Out of the lines below, please list those that hold the string "periodic".

— Start Source records —

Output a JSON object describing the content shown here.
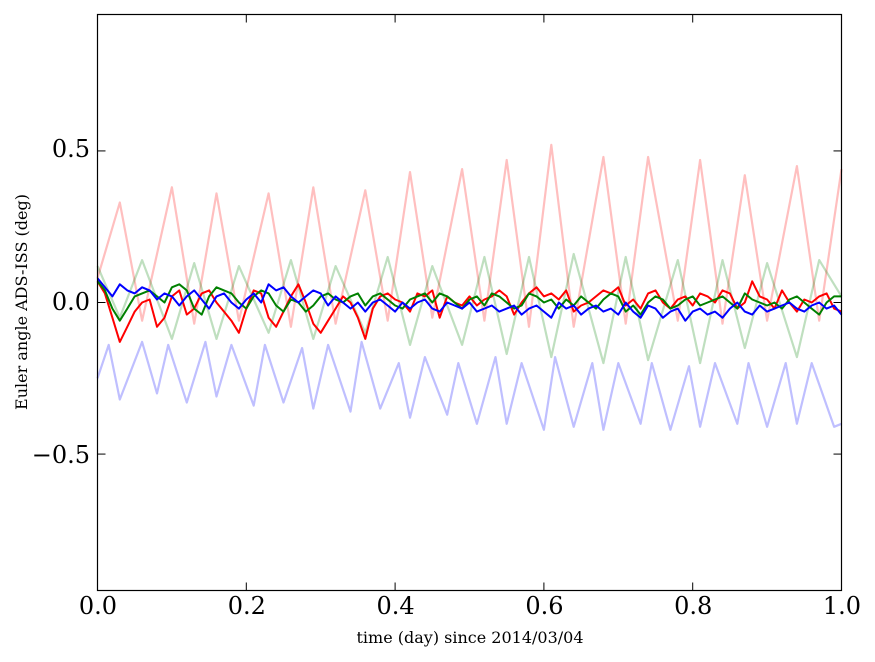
{
  "chart_data": {
    "type": "line",
    "title": "",
    "xlabel": "time (day) since 2014/03/04",
    "ylabel": "Euler angle ADS-ISS (deg)",
    "xlim": [
      0.0,
      1.0
    ],
    "ylim": [
      -0.95,
      0.95
    ],
    "xticks": [
      0.0,
      0.2,
      0.4,
      0.6,
      0.8,
      1.0
    ],
    "xtick_labels": [
      "0.0",
      "0.2",
      "0.4",
      "0.6",
      "0.8",
      "1.0"
    ],
    "yticks": [
      0.5,
      0.0,
      -0.5
    ],
    "ytick_labels": [
      "0.5",
      "0.0",
      "−0.5"
    ],
    "grid": false,
    "series": [
      {
        "color": "#ff0000",
        "opacity": 0.25,
        "style": "periodic-spikes",
        "x": [
          0.0,
          0.03,
          0.06,
          0.1,
          0.13,
          0.16,
          0.19,
          0.23,
          0.26,
          0.29,
          0.32,
          0.36,
          0.39,
          0.42,
          0.45,
          0.49,
          0.52,
          0.55,
          0.58,
          0.61,
          0.64,
          0.68,
          0.71,
          0.74,
          0.78,
          0.81,
          0.84,
          0.87,
          0.9,
          0.94,
          0.97,
          1.0
        ],
        "y": [
          0.08,
          0.33,
          -0.06,
          0.38,
          -0.07,
          0.36,
          -0.06,
          0.36,
          -0.08,
          0.38,
          -0.07,
          0.37,
          -0.06,
          0.43,
          -0.05,
          0.44,
          -0.06,
          0.47,
          -0.08,
          0.52,
          -0.08,
          0.48,
          -0.07,
          0.48,
          -0.06,
          0.47,
          -0.07,
          0.42,
          -0.06,
          0.45,
          -0.06,
          0.44
        ]
      },
      {
        "color": "#008000",
        "opacity": 0.25,
        "style": "periodic-wave",
        "x": [
          0.0,
          0.03,
          0.06,
          0.1,
          0.13,
          0.16,
          0.19,
          0.23,
          0.26,
          0.29,
          0.32,
          0.36,
          0.39,
          0.42,
          0.45,
          0.49,
          0.52,
          0.55,
          0.58,
          0.61,
          0.64,
          0.68,
          0.71,
          0.74,
          0.78,
          0.81,
          0.84,
          0.87,
          0.9,
          0.94,
          0.97,
          1.0
        ],
        "y": [
          0.12,
          -0.05,
          0.14,
          -0.12,
          0.13,
          -0.12,
          0.12,
          -0.1,
          0.14,
          -0.12,
          0.12,
          -0.1,
          0.15,
          -0.14,
          0.12,
          -0.14,
          0.15,
          -0.17,
          0.15,
          -0.18,
          0.16,
          -0.2,
          0.15,
          -0.19,
          0.14,
          -0.2,
          0.14,
          -0.15,
          0.13,
          -0.18,
          0.14,
          0.02
        ]
      },
      {
        "color": "#0000ff",
        "opacity": 0.25,
        "style": "periodic-dips",
        "x": [
          0.0,
          0.015,
          0.03,
          0.06,
          0.08,
          0.095,
          0.12,
          0.145,
          0.16,
          0.18,
          0.21,
          0.225,
          0.25,
          0.275,
          0.29,
          0.31,
          0.34,
          0.355,
          0.38,
          0.405,
          0.42,
          0.44,
          0.47,
          0.485,
          0.51,
          0.535,
          0.55,
          0.57,
          0.6,
          0.615,
          0.64,
          0.665,
          0.68,
          0.7,
          0.73,
          0.745,
          0.77,
          0.795,
          0.81,
          0.83,
          0.86,
          0.875,
          0.9,
          0.925,
          0.94,
          0.96,
          0.99,
          1.0
        ],
        "y": [
          -0.25,
          -0.14,
          -0.32,
          -0.13,
          -0.3,
          -0.14,
          -0.33,
          -0.13,
          -0.31,
          -0.14,
          -0.34,
          -0.14,
          -0.33,
          -0.15,
          -0.35,
          -0.14,
          -0.36,
          -0.13,
          -0.35,
          -0.2,
          -0.38,
          -0.18,
          -0.37,
          -0.2,
          -0.4,
          -0.18,
          -0.4,
          -0.2,
          -0.42,
          -0.18,
          -0.41,
          -0.2,
          -0.42,
          -0.2,
          -0.4,
          -0.2,
          -0.42,
          -0.21,
          -0.41,
          -0.2,
          -0.4,
          -0.2,
          -0.41,
          -0.2,
          -0.4,
          -0.2,
          -0.41,
          -0.4
        ]
      },
      {
        "color": "#ff0000",
        "opacity": 1,
        "style": "noisy",
        "x": [
          0.0,
          0.01,
          0.02,
          0.03,
          0.04,
          0.05,
          0.06,
          0.07,
          0.08,
          0.09,
          0.1,
          0.11,
          0.12,
          0.13,
          0.14,
          0.15,
          0.16,
          0.17,
          0.18,
          0.19,
          0.2,
          0.21,
          0.22,
          0.23,
          0.24,
          0.25,
          0.26,
          0.27,
          0.28,
          0.29,
          0.3,
          0.31,
          0.32,
          0.33,
          0.34,
          0.35,
          0.36,
          0.37,
          0.38,
          0.39,
          0.4,
          0.41,
          0.42,
          0.43,
          0.44,
          0.45,
          0.46,
          0.47,
          0.48,
          0.49,
          0.5,
          0.51,
          0.52,
          0.53,
          0.54,
          0.55,
          0.56,
          0.57,
          0.58,
          0.59,
          0.6,
          0.61,
          0.62,
          0.63,
          0.64,
          0.65,
          0.66,
          0.67,
          0.68,
          0.69,
          0.7,
          0.71,
          0.72,
          0.73,
          0.74,
          0.75,
          0.76,
          0.77,
          0.78,
          0.79,
          0.8,
          0.81,
          0.82,
          0.83,
          0.84,
          0.85,
          0.86,
          0.87,
          0.88,
          0.89,
          0.9,
          0.91,
          0.92,
          0.93,
          0.94,
          0.95,
          0.96,
          0.97,
          0.98,
          0.99,
          1.0
        ],
        "y": [
          0.07,
          0.03,
          -0.05,
          -0.13,
          -0.08,
          -0.03,
          0.0,
          0.01,
          -0.08,
          -0.05,
          0.02,
          0.04,
          -0.04,
          -0.02,
          0.03,
          0.04,
          0.0,
          -0.03,
          -0.06,
          -0.1,
          -0.02,
          0.04,
          0.03,
          -0.05,
          -0.08,
          -0.03,
          0.02,
          0.06,
          0.0,
          -0.07,
          -0.1,
          -0.06,
          -0.02,
          0.02,
          0.0,
          -0.05,
          -0.12,
          -0.02,
          0.02,
          0.03,
          0.01,
          0.0,
          -0.03,
          0.03,
          0.02,
          0.04,
          -0.05,
          0.02,
          0.0,
          -0.01,
          0.02,
          -0.01,
          0.01,
          0.02,
          0.04,
          0.02,
          -0.04,
          0.0,
          0.03,
          0.05,
          0.02,
          0.03,
          0.01,
          0.04,
          -0.03,
          -0.01,
          0.0,
          0.02,
          0.04,
          0.03,
          0.05,
          -0.01,
          0.01,
          -0.02,
          0.03,
          0.04,
          0.0,
          -0.02,
          0.01,
          0.02,
          -0.01,
          0.03,
          0.02,
          0.0,
          0.04,
          0.03,
          -0.02,
          0.0,
          0.07,
          0.02,
          0.01,
          -0.02,
          0.04,
          0.0,
          -0.03,
          0.01,
          0.0,
          0.02,
          0.03,
          -0.02,
          -0.03
        ]
      },
      {
        "color": "#008000",
        "opacity": 1,
        "style": "noisy",
        "x": [
          0.0,
          0.01,
          0.02,
          0.03,
          0.04,
          0.05,
          0.06,
          0.07,
          0.08,
          0.09,
          0.1,
          0.11,
          0.12,
          0.13,
          0.14,
          0.15,
          0.16,
          0.17,
          0.18,
          0.19,
          0.2,
          0.21,
          0.22,
          0.23,
          0.24,
          0.25,
          0.26,
          0.27,
          0.28,
          0.29,
          0.3,
          0.31,
          0.32,
          0.33,
          0.34,
          0.35,
          0.36,
          0.37,
          0.38,
          0.39,
          0.4,
          0.41,
          0.42,
          0.43,
          0.44,
          0.45,
          0.46,
          0.47,
          0.48,
          0.49,
          0.5,
          0.51,
          0.52,
          0.53,
          0.54,
          0.55,
          0.56,
          0.57,
          0.58,
          0.59,
          0.6,
          0.61,
          0.62,
          0.63,
          0.64,
          0.65,
          0.66,
          0.67,
          0.68,
          0.69,
          0.7,
          0.71,
          0.72,
          0.73,
          0.74,
          0.75,
          0.76,
          0.77,
          0.78,
          0.79,
          0.8,
          0.81,
          0.82,
          0.83,
          0.84,
          0.85,
          0.86,
          0.87,
          0.88,
          0.89,
          0.9,
          0.91,
          0.92,
          0.93,
          0.94,
          0.95,
          0.96,
          0.97,
          0.98,
          0.99,
          1.0
        ],
        "y": [
          0.07,
          0.04,
          -0.02,
          -0.06,
          -0.02,
          0.02,
          0.03,
          0.04,
          0.02,
          0.0,
          0.05,
          0.06,
          0.04,
          -0.02,
          -0.04,
          0.02,
          0.05,
          0.04,
          0.03,
          0.0,
          -0.02,
          0.02,
          0.04,
          0.03,
          -0.01,
          -0.03,
          0.01,
          0.0,
          -0.03,
          -0.01,
          0.02,
          0.03,
          0.01,
          0.0,
          0.02,
          0.03,
          -0.01,
          0.02,
          0.03,
          0.01,
          -0.01,
          -0.02,
          0.01,
          0.02,
          0.03,
          0.0,
          0.03,
          0.02,
          0.0,
          -0.02,
          0.01,
          0.02,
          -0.01,
          0.03,
          0.02,
          0.0,
          -0.02,
          -0.01,
          0.03,
          0.02,
          0.0,
          0.01,
          -0.02,
          0.01,
          -0.01,
          0.02,
          0.0,
          -0.02,
          0.01,
          0.03,
          0.02,
          -0.03,
          -0.01,
          -0.04,
          0.0,
          0.02,
          0.01,
          -0.02,
          -0.01,
          0.01,
          0.02,
          -0.01,
          0.0,
          0.01,
          0.02,
          0.0,
          -0.02,
          0.03,
          0.01,
          0.0,
          -0.01,
          0.0,
          -0.02,
          0.01,
          0.02,
          0.0,
          -0.02,
          -0.04,
          0.0,
          0.02,
          0.02
        ]
      },
      {
        "color": "#0000ff",
        "opacity": 1,
        "style": "noisy",
        "x": [
          0.0,
          0.01,
          0.02,
          0.03,
          0.04,
          0.05,
          0.06,
          0.07,
          0.08,
          0.09,
          0.1,
          0.11,
          0.12,
          0.13,
          0.14,
          0.15,
          0.16,
          0.17,
          0.18,
          0.19,
          0.2,
          0.21,
          0.22,
          0.23,
          0.24,
          0.25,
          0.26,
          0.27,
          0.28,
          0.29,
          0.3,
          0.31,
          0.32,
          0.33,
          0.34,
          0.35,
          0.36,
          0.37,
          0.38,
          0.39,
          0.4,
          0.41,
          0.42,
          0.43,
          0.44,
          0.45,
          0.46,
          0.47,
          0.48,
          0.49,
          0.5,
          0.51,
          0.52,
          0.53,
          0.54,
          0.55,
          0.56,
          0.57,
          0.58,
          0.59,
          0.6,
          0.61,
          0.62,
          0.63,
          0.64,
          0.65,
          0.66,
          0.67,
          0.68,
          0.69,
          0.7,
          0.71,
          0.72,
          0.73,
          0.74,
          0.75,
          0.76,
          0.77,
          0.78,
          0.79,
          0.8,
          0.81,
          0.82,
          0.83,
          0.84,
          0.85,
          0.86,
          0.87,
          0.88,
          0.89,
          0.9,
          0.91,
          0.92,
          0.93,
          0.94,
          0.95,
          0.96,
          0.97,
          0.98,
          0.99,
          1.0
        ],
        "y": [
          0.08,
          0.05,
          0.02,
          0.06,
          0.04,
          0.03,
          0.05,
          0.04,
          0.01,
          0.03,
          0.02,
          -0.01,
          0.02,
          0.04,
          0.01,
          -0.02,
          0.02,
          0.03,
          0.0,
          -0.02,
          0.01,
          0.03,
          0.0,
          0.06,
          0.04,
          0.05,
          0.02,
          0.0,
          0.02,
          0.04,
          0.03,
          -0.01,
          0.02,
          0.0,
          -0.02,
          0.0,
          -0.03,
          0.0,
          0.01,
          -0.01,
          -0.03,
          0.0,
          -0.02,
          0.0,
          0.01,
          -0.02,
          -0.03,
          0.0,
          -0.01,
          -0.02,
          0.0,
          -0.03,
          -0.02,
          -0.01,
          -0.03,
          -0.02,
          -0.01,
          -0.04,
          -0.02,
          -0.01,
          -0.03,
          -0.05,
          0.0,
          -0.02,
          -0.01,
          -0.04,
          -0.02,
          -0.01,
          -0.03,
          -0.02,
          -0.04,
          0.0,
          -0.03,
          -0.05,
          -0.01,
          -0.02,
          -0.05,
          -0.03,
          -0.02,
          -0.06,
          -0.03,
          -0.02,
          -0.04,
          -0.03,
          -0.05,
          -0.02,
          0.0,
          -0.03,
          -0.04,
          -0.01,
          -0.03,
          -0.02,
          -0.01,
          0.0,
          -0.02,
          -0.03,
          -0.01,
          0.0,
          -0.02,
          -0.01,
          -0.04
        ]
      }
    ]
  }
}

— End Source records —

Exercise result:
        "style": "periodic-spikes",
        "style": "periodic-wave",
        "style": "periodic-dips",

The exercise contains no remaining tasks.